● Task requirements: Go over the entries below line by line, copying each one that contains the word "Read".

● Supplied data:
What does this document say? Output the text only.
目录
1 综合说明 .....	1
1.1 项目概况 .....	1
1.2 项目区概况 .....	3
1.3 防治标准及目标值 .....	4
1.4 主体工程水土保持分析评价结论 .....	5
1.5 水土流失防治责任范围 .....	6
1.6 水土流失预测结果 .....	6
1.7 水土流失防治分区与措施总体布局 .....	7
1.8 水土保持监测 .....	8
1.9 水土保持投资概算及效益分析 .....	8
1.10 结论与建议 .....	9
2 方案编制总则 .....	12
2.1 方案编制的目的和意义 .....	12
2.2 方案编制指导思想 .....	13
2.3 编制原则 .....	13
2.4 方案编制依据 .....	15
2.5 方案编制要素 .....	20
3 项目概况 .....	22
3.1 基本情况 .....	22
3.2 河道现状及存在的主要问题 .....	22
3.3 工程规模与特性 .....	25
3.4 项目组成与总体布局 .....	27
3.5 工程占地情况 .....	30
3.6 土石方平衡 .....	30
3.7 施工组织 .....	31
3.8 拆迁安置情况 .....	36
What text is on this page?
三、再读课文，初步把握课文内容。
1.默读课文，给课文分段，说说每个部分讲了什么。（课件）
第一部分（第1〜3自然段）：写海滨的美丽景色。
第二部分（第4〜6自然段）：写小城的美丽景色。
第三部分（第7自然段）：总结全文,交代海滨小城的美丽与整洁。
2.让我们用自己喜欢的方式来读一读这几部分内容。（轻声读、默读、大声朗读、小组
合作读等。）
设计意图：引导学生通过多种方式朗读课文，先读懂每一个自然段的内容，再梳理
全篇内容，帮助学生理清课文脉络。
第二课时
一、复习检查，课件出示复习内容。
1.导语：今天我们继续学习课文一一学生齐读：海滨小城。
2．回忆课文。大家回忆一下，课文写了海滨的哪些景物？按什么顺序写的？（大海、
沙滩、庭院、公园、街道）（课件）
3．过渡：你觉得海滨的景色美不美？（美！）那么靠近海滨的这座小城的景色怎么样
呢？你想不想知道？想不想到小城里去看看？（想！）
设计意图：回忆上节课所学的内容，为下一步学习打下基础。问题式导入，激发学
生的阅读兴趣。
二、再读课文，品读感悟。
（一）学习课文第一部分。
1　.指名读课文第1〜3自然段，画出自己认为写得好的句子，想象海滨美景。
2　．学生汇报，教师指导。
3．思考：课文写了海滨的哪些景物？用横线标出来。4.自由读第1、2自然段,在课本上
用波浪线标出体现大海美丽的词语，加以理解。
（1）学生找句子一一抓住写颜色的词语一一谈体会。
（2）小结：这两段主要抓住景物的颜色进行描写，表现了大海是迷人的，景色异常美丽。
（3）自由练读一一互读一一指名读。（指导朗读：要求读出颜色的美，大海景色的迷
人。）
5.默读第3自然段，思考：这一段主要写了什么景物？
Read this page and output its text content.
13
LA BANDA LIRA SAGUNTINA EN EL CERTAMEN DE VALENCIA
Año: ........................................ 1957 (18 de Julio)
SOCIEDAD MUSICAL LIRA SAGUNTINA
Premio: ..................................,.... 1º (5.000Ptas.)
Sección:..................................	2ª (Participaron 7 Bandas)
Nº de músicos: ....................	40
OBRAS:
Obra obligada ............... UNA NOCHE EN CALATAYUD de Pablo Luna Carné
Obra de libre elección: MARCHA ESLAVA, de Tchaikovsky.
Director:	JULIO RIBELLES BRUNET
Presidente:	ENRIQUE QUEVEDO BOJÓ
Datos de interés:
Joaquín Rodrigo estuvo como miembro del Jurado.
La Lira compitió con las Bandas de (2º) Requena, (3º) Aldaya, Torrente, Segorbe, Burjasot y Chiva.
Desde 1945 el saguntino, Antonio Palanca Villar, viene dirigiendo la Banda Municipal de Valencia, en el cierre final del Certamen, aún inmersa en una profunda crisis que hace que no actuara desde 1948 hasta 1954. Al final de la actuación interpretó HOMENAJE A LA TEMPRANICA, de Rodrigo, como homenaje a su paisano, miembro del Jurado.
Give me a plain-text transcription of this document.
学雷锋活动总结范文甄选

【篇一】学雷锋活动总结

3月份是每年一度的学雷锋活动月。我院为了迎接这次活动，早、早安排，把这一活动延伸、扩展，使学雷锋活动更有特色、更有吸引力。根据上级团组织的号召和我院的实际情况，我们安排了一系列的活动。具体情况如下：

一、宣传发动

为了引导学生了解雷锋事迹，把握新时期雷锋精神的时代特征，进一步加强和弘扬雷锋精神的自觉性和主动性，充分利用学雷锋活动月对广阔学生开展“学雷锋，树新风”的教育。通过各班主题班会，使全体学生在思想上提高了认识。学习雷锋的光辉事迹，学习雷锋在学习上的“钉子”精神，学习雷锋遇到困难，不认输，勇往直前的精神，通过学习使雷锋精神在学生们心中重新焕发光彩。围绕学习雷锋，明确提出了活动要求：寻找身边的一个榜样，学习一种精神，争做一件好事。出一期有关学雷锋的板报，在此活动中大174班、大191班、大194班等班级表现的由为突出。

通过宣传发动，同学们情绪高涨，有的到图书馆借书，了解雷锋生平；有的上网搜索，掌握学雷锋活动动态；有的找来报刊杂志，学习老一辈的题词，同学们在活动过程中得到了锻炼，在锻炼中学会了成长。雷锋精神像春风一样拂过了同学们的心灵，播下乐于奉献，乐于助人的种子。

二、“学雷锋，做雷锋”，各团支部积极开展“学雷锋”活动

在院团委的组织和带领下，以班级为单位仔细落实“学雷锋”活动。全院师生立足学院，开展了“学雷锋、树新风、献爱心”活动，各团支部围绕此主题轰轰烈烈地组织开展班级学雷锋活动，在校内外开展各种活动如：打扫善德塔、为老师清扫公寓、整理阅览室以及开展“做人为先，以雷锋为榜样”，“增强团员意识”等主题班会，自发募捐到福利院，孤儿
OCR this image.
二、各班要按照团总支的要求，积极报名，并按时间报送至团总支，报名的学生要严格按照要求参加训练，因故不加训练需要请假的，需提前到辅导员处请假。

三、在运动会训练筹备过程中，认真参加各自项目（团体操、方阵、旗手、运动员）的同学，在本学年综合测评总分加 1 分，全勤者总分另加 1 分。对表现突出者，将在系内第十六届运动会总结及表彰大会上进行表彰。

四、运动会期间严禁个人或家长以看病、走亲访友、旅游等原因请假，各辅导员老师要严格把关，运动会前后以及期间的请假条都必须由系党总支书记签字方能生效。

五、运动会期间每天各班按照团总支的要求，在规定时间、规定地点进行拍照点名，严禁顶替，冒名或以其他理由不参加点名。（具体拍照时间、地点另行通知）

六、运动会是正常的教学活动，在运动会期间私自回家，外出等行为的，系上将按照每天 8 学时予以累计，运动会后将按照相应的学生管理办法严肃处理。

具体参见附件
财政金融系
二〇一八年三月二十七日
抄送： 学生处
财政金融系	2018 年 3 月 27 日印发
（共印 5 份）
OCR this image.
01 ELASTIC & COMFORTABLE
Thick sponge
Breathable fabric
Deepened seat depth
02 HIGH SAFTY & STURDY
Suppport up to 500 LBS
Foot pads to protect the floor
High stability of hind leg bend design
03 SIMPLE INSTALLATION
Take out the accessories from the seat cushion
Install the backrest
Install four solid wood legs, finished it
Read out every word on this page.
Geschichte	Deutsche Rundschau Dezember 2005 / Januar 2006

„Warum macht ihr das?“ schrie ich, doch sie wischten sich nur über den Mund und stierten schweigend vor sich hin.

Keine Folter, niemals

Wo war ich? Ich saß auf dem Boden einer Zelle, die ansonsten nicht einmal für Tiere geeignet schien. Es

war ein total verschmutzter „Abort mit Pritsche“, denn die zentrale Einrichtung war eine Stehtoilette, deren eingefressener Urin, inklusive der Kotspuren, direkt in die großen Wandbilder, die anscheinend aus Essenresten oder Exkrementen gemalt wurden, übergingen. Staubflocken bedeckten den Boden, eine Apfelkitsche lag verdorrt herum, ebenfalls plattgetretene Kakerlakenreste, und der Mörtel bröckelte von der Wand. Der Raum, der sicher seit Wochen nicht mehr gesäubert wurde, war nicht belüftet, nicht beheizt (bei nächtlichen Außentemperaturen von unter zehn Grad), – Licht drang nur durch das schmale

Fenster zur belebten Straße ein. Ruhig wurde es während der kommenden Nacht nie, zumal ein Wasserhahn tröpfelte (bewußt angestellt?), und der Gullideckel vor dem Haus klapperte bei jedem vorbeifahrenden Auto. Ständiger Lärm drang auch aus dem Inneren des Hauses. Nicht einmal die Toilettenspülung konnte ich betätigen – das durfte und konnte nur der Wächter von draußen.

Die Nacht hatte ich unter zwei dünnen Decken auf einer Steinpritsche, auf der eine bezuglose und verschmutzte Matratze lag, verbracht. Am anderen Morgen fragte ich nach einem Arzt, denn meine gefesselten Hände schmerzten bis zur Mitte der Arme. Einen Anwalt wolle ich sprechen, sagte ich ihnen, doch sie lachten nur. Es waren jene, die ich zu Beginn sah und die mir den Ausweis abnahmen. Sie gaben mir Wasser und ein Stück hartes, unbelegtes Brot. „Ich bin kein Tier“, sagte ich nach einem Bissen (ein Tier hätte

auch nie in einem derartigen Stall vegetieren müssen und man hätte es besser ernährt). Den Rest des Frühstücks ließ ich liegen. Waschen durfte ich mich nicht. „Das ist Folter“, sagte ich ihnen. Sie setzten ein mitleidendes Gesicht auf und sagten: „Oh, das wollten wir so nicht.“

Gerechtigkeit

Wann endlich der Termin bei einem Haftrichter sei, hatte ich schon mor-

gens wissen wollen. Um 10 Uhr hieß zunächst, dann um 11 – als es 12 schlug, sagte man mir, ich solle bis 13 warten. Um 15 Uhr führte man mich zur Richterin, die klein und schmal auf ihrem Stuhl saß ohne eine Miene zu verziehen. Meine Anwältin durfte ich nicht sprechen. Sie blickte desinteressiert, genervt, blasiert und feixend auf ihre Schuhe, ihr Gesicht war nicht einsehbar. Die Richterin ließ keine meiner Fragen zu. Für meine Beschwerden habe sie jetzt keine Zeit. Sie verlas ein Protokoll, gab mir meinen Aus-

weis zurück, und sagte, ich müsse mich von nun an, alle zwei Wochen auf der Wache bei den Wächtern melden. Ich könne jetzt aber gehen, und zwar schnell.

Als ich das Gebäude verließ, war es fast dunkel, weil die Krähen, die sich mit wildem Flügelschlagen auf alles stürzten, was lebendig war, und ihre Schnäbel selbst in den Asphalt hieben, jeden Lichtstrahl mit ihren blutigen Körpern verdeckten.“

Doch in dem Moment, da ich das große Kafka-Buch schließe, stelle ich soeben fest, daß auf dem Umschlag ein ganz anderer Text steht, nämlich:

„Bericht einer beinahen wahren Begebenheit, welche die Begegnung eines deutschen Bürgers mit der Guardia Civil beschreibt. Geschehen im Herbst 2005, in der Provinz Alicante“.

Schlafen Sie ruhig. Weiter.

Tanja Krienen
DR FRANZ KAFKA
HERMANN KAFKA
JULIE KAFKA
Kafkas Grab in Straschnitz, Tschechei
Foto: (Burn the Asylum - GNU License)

● Task output:
Read this page and output its text content.
Read out every word on this page.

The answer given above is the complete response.